*Aim:* For each line in the data below that holds "chapter", return a copy.

· · · ·

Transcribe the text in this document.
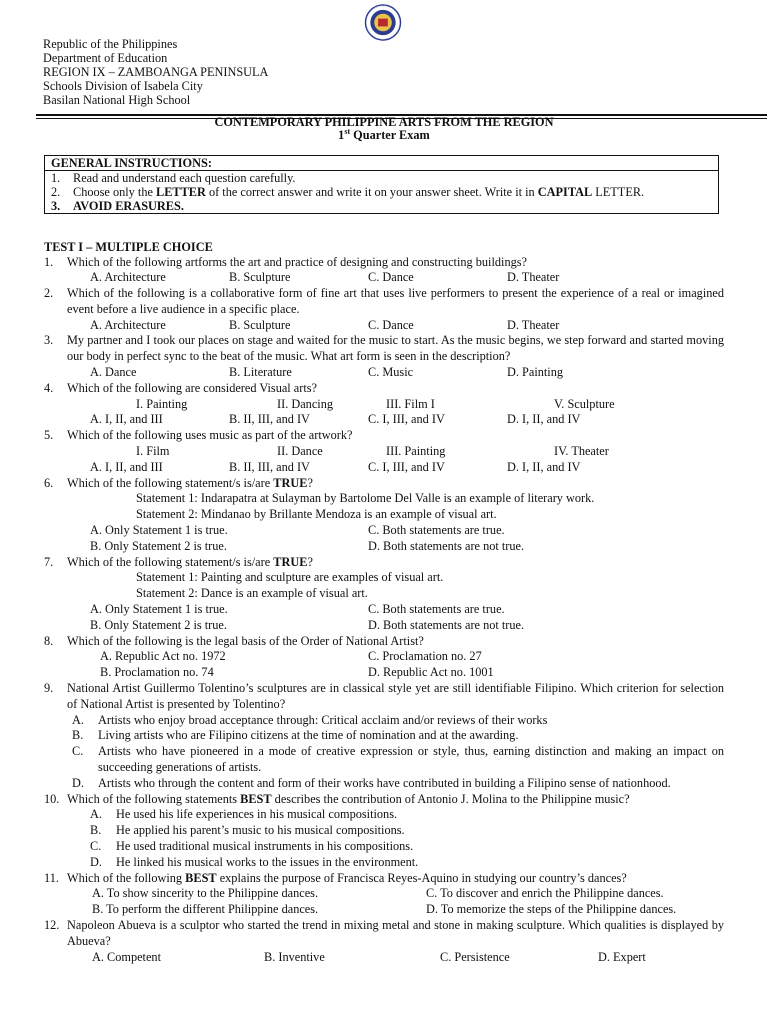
Republic of the Philippines
Department of Education
REGION IX – ZAMBOANGA PENINSULA
Schools Division of Isabela City
Basilan National High School
CONTEMPORARY PHILIPPINE ARTS FROM THE REGION
1st Quarter Exam
GENERAL INSTRUCTIONS:
1.	Read and understand each question carefully.
2.	Choose only the LETTER of the correct answer and write it on your answer sheet. Write it in CAPITAL LETTER.
3.	AVOID ERASURES.
TEST I – MULTIPLE CHOICE
1.	Which of the following artforms the art and practice of designing and constructing buildings?
A. Architecture	B. Sculpture	C. Dance	D. Theater
2.	Which of the following is a collaborative form of fine art that uses live performers to present the experience of a real or imagined event before a live audience in a specific place.
A. Architecture	B. Sculpture	C. Dance	D. Theater
3.	My partner and I took our places on stage and waited for the music to start. As the music begins, we step forward and started moving our body in perfect sync to the beat of the music. What art form is seen in the description?
A. Dance	B. Literature	C. Music	D. Painting
4.	Which of the following are considered Visual arts?
I. Painting	II. Dancing	III. Film I	V. Sculpture
A. I, II, and III	B. II, III, and IV	C. I, III, and IV	D. I, II, and IV
5.	Which of the following uses music as part of the artwork?
I. Film	II. Dance	III. Painting	IV. Theater
A. I, II, and III	B. II, III, and IV	C. I, III, and IV	D. I, II, and IV
6.	Which of the following statement/s is/are TRUE?
Statement 1: Indarapatra at Sulayman by Bartolome Del Valle is an example of literary work.
Statement 2: Mindanao by Brillante Mendoza is an example of visual art.
A. Only Statement 1 is true.	C. Both statements are true.
B. Only Statement 2 is true.	D. Both statements are not true.
7.	Which of the following statement/s is/are TRUE?
Statement 1: Painting and sculpture are examples of visual art.
Statement 2: Dance is an example of visual art.
A. Only Statement 1 is true.	C. Both statements are true.
B. Only Statement 2 is true.	D. Both statements are not true.
8.	Which of the following is the legal basis of the Order of National Artist?
A. Republic Act no. 1972	C. Proclamation no. 27
B. Proclamation no. 74	D. Republic Act no. 1001
9.	National Artist Guillermo Tolentino’s sculptures are in classical style yet are still identifiable Filipino. Which criterion for selection of National Artist is presented by Tolentino?
A.	Artists who enjoy broad acceptance through: Critical acclaim and/or reviews of their works
B.	Living artists who are Filipino citizens at the time of nomination and at the awarding.
C.	Artists who have pioneered in a mode of creative expression or style, thus, earning distinction and making an impact on succeeding generations of artists.
D.	Artists who through the content and form of their works have contributed in building a Filipino sense of nationhood.
10. Which of the following statements BEST describes the contribution of Antonio J. Molina to the Philippine music?
A.	He used his life experiences in his musical compositions.
B.	He applied his parent’s music to his musical compositions.
C.	He used traditional musical instruments in his compositions.
D.	He linked his musical works to the issues in the environment.
11. Which of the following BEST explains the purpose of Francisca Reyes-Aquino in studying our country’s dances?
A. To show sincerity to the Philippine dances.	C. To discover and enrich the Philippine dances.
B. To perform the different Philippine dances.	D. To memorize the steps of the Philippine dances.
12. Napoleon Abueva is a sculptor who started the trend in mixing metal and stone in making sculpture. Which qualities is displayed by Abueva?
A. Competent	B. Inventive	C. Persistence	D. Expert
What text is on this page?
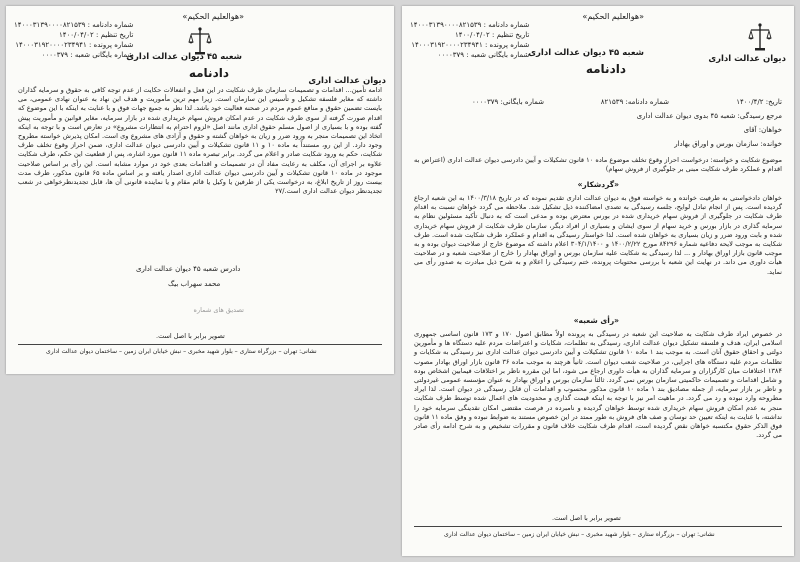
«هوالعلیم الحکیم»
دادنامه
شعبه ۴۵ دیوان عدالت اداری
شماره دادنامه : ۱۴۰۰۰۳۱۳۹۰۰۰۰۸۲۱۵۳۹
تاریخ تنظیم : ۱۴۰۰/۰۴/۰۲
شماره پرونده : ۱۴۰۰۰۳۱۹۲۰۰۰۰۲۳۴۹۴۱
شماره بایگانی شعبه : ۰۰۰۰۳۷۹
دیوان عدالت اداری
ادامه تأمین... اقدامات و تصمیمات سازمان طرف شکایت در این فعل و انفعالات حکایت از عدم توجه کافی به حقوق و سرمایه گذاران داشته که مغایر فلسفه تشکیل و تأسیس این سازمان است. زیرا مهم ترین مأموریت و هدف این نهاد به عنوان نهادی عمومی، می بایست تضمین حقوق و منافع عموم مردم در صحنه فعالیت خود باشد. لذا نظر به جمیع جهات فوق و با عنایت به اینکه با این موضوع که اقدام صورت گرفته از سوی طرف شکایت در عدم امکان فروش سهام خریداری شده در بازار سرمایه، مغایر قوانین و مأموریت پیش گفته بوده و با بسیاری از اصول مسلم حقوق اداری مانند اصل «لزوم احترام به انتظارات مشروع» در تعارض است و با توجه به اینکه اتخاذ این تصمیمات منجر به ورود ضرر و زیان به خواهان گشته و حقوق و آزادی های مشروع وی است. امکان پذیرش خواسته مطروح وجود دارد. از این رو، مستنداً به ماده ۱۰ و ۱۱ قانون تشکیلات و آیین دادرسی دیوان عدالت اداری، ضمن احراز وقوع تخلف طرف شکایت، حکم به ورود شکایت صادر و اعلام می گردد. برابر تبصره ماده ۱۱ قانون مورد اشاره، پس از قطعیت این حکم، طرف شکایت علاوه بر اجرای آن، مکلف به رعایت مفاد آن در تصمیمات و اقدامات بعدی خود در موارد مشابه است. این رأی بر اساس صلاحیت موجود در ماده ۱۰ قانون تشکیلات و آیین دادرسی دیوان عدالت اداری اصدار یافته و بر اساس ماده ۶۵ قانون مذکور، ظرف مدت بیست روز از تاریخ ابلاغ، به درخواست یکی از طرفین یا وکیل یا قائم مقام و یا نماینده قانونی آن ها، قابل تجدیدنظرخواهی در شعب تجدیدنظر دیوان عدالت اداری است./۲۷
دادرس شعبه ۴۵ دیوان عدالت اداری
محمد سهراب بیگ
تصدیق های شماره
تصویر برابر با اصل است.
نشانی: تهران – بزرگراه ستاری – بلوار شهید مخبری – نبش خیابان ایران زمین – ساختمان دیوان عدالت اداری
«هوالعلیم الحکیم»
شعبه ۴۵ دیوان عدالت اداری
دادنامه
دیوان عدالت اداری
شماره دادنامه : ۱۴۰۰۰۳۱۳۹۰۰۰۰۸۲۱۵۳۹
تاریخ تنظیم : ۱۴۰۰/۰۴/۰۲
شماره پرونده : ۱۴۰۰۰۳۱۹۲۰۰۰۰۲۳۴۹۴۱
شماره بایگانی شعبه : ۰۰۰۰۳۷۹
تاریخ: ۱۴۰۰/۴/۲
شماره دادنامه: ۸۲۱۵۳۹
شماره بایگانی: ۰۰۰۰۳۷۹
مرجع رسیدگی: شعبه ۴۵ بدوی دیوان عدالت اداری
خواهان: آقای
خوانده: سازمان بورس و اوراق بهادار
موضوع شکایت و خواسته: درخواست احراز وقوع تخلف موضوع ماده ۱۰ قانون تشکیلات و آیین دادرسی دیوان عدالت اداری (اعتراض به اقدام و عملکرد طرف شکایت مبنی بر جلوگیری از فروش سهام)
«گردشکار»
خواهان دادخواستی به طرفیت خوانده و به خواسته فوق به دیوان عدالت اداری تقدیم نموده که در تاریخ ۱۴۰۰/۳/۱۸ به این شعبه ارجاع گردیده است. پس از انجام تبادل لوایح، جلسه رسیدگی به تصدی امضاکننده ذیل تشکیل شد. ملاحظه می گردد خواهان نسبت به اقدام طرف شکایت در جلوگیری از فروش سهام خریداری شده در بورس معترض بوده و مدعی است که به دنبال تأکید مسئولین نظام به سرمایه گذاری در بازار بورس و خرید سهام از سوی ایشان و بسیاری از افراد دیگر، سازمان طرف شکایت از فروش سهام خریداری شده و بابت ورود ضرر و زیان بسیاری به خواهان شده است. لذا خواستار رسیدگی به اقدام و عملکرد طرف شکایت شده است. طرف شکایت به موجب لایحه دفاعیه شماره ۸۴۲۹۶ مورخ ۱۴۰۰/۲/۲۲ و ۳۰۴/۱/۱۴۰۰ اعلام داشته که موضوع خارج از صلاحیت دیوان بوده و به موجب قانون بازار اوراق بهادار و ... لذا رسیدگی به شکایت علیه سازمان بورس و اوراق بهادار را خارج از صلاحیت شعبه و در صلاحیت هیأت داوری می داند. در نهایت این شعبه با بررسی محتویات پرونده، ختم رسیدگی را اعلام و به شرح ذیل مبادرت به صدور رأی می نماید.
«رأی شعبه»
در خصوص ایراد طرف شکایت به صلاحیت این شعبه در رسیدگی به پرونده اولاً مطابق اصول ۱۷۰ و ۱۷۳ قانون اساسی جمهوری اسلامی ایران، هدف و فلسفه تشکیل دیوان عدالت اداری، رسیدگی به تظلمات، شکایات و اعتراضات مردم علیه دستگاه ها و مأمورین دولتی و احقاق حقوق آنان است. به موجب بند ۱ ماده ۱۰ قانون تشکیلات و آیین دادرسی دیوان عدالت اداری نیز رسیدگی به شکایات و تظلمات مردم علیه دستگاه های اجرایی، در صلاحیت شعب دیوان است. ثانیاً هرچند به موجب ماده ۳۶ قانون بازار اوراق بهادار مصوب ۱۳۸۴ اختلافات میان کارگزاران و سرمایه گذاران به هیأت داوری ارجاع می شود، اما این مقرره ناظر بر اختلافات فیمابین اشخاص بوده و شامل اقدامات و تصمیمات حاکمیتی سازمان بورس نمی گردد. ثالثاً سازمان بورس و اوراق بهادار به عنوان مؤسسه عمومی غیردولتی و ناظر بر بازار سرمایه، از جمله مصادیق بند ۱ ماده ۱۰ قانون مذکور محسوب و اقدامات آن قابل رسیدگی در دیوان است. لذا ایراد مطروحه وارد نبوده و رد می گردد. در ماهیت امر نیز با توجه به اینکه قیمت گذاری و محدودیت های اعمال شده توسط طرف شکایت منجر به عدم امکان فروش سهام خریداری شده توسط خواهان گردیده و نامبرده در فرصت مقتضی امکان نقدینگی سرمایه خود را نداشته، با عنایت به اینکه تعیین حد نوسان و صف های فروش به طور ممتد در این خصوص مستند به ضوابط نبوده و وفق ماده ۱۱ قانون فوق الذکر حقوق مکتسبه خواهان نقض گردیده است، اقدام طرف شکایت خلاف قانون و مقررات تشخیص و به شرح ادامه رأی صادر می گردد.
تصویر برابر با اصل است.
نشانی: تهران – بزرگراه ستاری – بلوار شهید مخبری – نبش خیابان ایران زمین – ساختمان دیوان عدالت اداری
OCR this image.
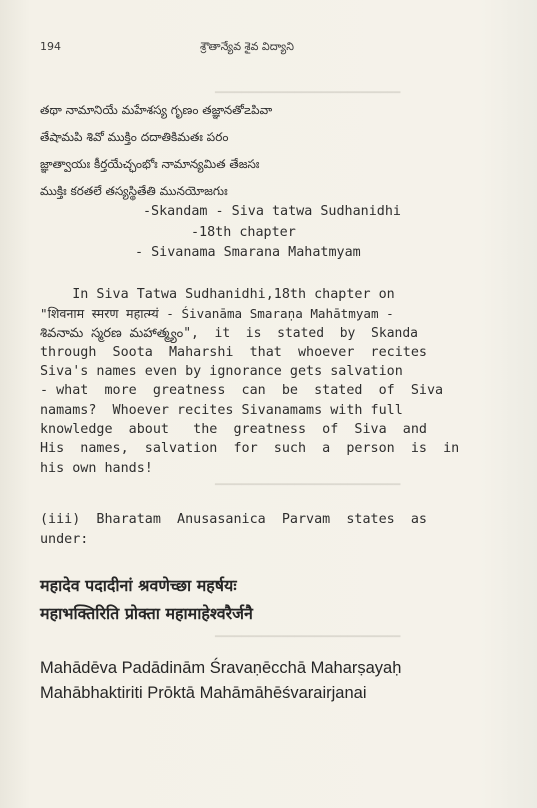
194	శ్రౌతాన్యేవ శైవ విద్యాని
━━━━━━━━━━━━━━━━━━━━━━━━━━━━
తథా నామానియే మహేశస్య గృణం తజ్ఞానతో౽పివా
తేషామపి శివో ముక్తిం దదాతికిమతః పరం
జ్ఞాత్వాయః కీర్తయేచ్ఛంభోః నామాన్యమిత తేజసః
ముక్తిః కరతలే తస్యస్థితేతి మునయోజగుః
-Skandam - Siva tatwa Sudhanidhi
-18th chapter
- Sivanama Smarana Mahatmyam
In Siva Tatwa Sudhanidhi,18th chapter on
"शिवनाम स्मरण महात्म्यं - Śivanāma Smaraṇa Mahātmyam -
శివనామ స్మరణ మహాత్మ్యం",  it  is  stated  by  Skanda
through  Soota  Maharshi  that  whoever  recites
Siva's names even by ignorance gets salvation
- what  more  greatness  can  be  stated  of  Siva
namams?  Whoever recites Sivanamams with full
knowledge  about   the  greatness  of  Siva  and
His  names,  salvation  for  such  a  person  is  in
his own hands!
━━━━━━━━━━━━━━━━━━━━━━━━━━━━
(iii)  Bharatam  Anusasanica  Parvam  states  as
under:
महादेव पदादीनां श्रवणेच्छा महर्षयः
महाभक्तिरिति प्रोक्ता महामाहेश्वरैर्जनै
━━━━━━━━━━━━━━━━━━━━━━━━━━━━
Mahādēva Padādinām Śravaṇēcchā Maharṣayaḥ
Mahābhaktiriti Prōktā Mahāmāhēśvarairjanai
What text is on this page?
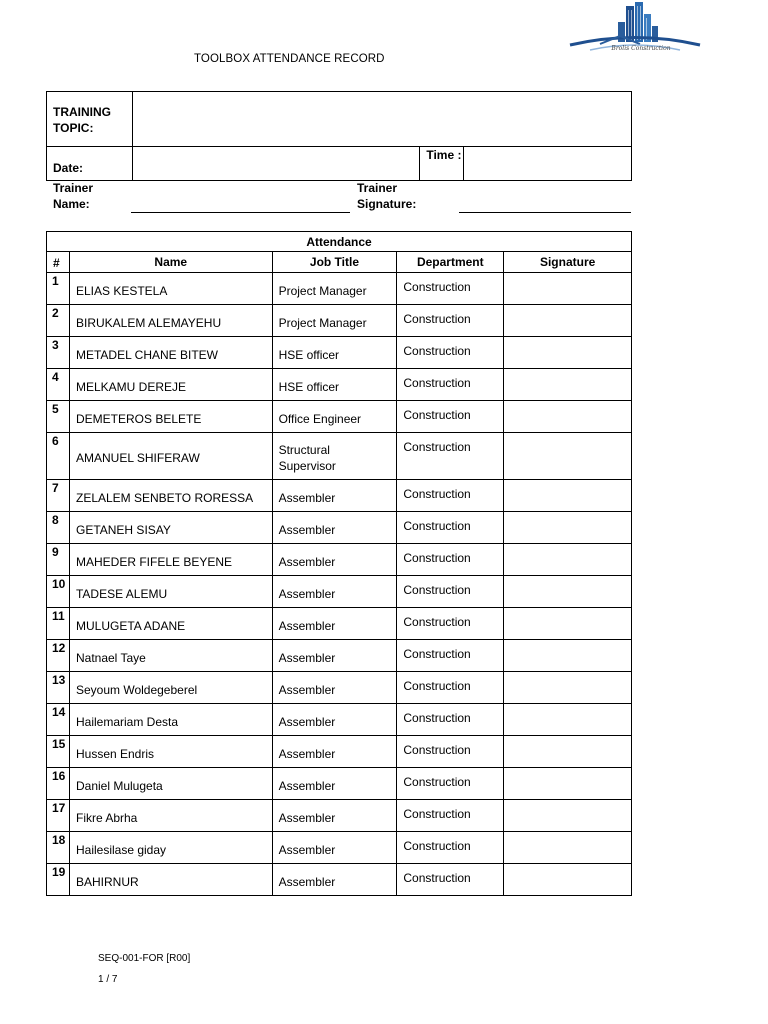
Brolis Construction
TOOLBOX ATTENDANCE RECORD
TRAINING TOPIC:			
Date:		Time :	
Trainer
Name:
Trainer
Signature:
Attendance				
#	Name	Job Title	Department	Signature
1	ELIAS KESTELA	Project Manager	Construction	
2	BIRUKALEM ALEMAYEHU	Project Manager	Construction	
3	METADEL CHANE BITEW	HSE officer	Construction	
4	MELKAMU DEREJE	HSE officer	Construction	
5	DEMETEROS BELETE	Office Engineer	Construction	
6	AMANUEL SHIFERAW	Structural Supervisor	Construction	
7	ZELALEM SENBETO RORESSA	Assembler	Construction	
8	GETANEH SISAY	Assembler	Construction	
9	MAHEDER FIFELE BEYENE	Assembler	Construction	
10	TADESE ALEMU	Assembler	Construction	
11	MULUGETA ADANE	Assembler	Construction	
12	Natnael Taye	Assembler	Construction	
13	Seyoum Woldegeberel	Assembler	Construction	
14	Hailemariam Desta	Assembler	Construction	
15	Hussen Endris	Assembler	Construction	
16	Daniel Mulugeta	Assembler	Construction	
17	Fikre Abrha	Assembler	Construction	
18	Hailesilase giday	Assembler	Construction	
19	BAHIRNUR	Assembler	Construction	
SEQ-001-FOR [R00]
1 / 7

· · · ·

*Exercise answer:*
-18th chapter
In Siva Tatwa Sudhanidhi,18th chapter on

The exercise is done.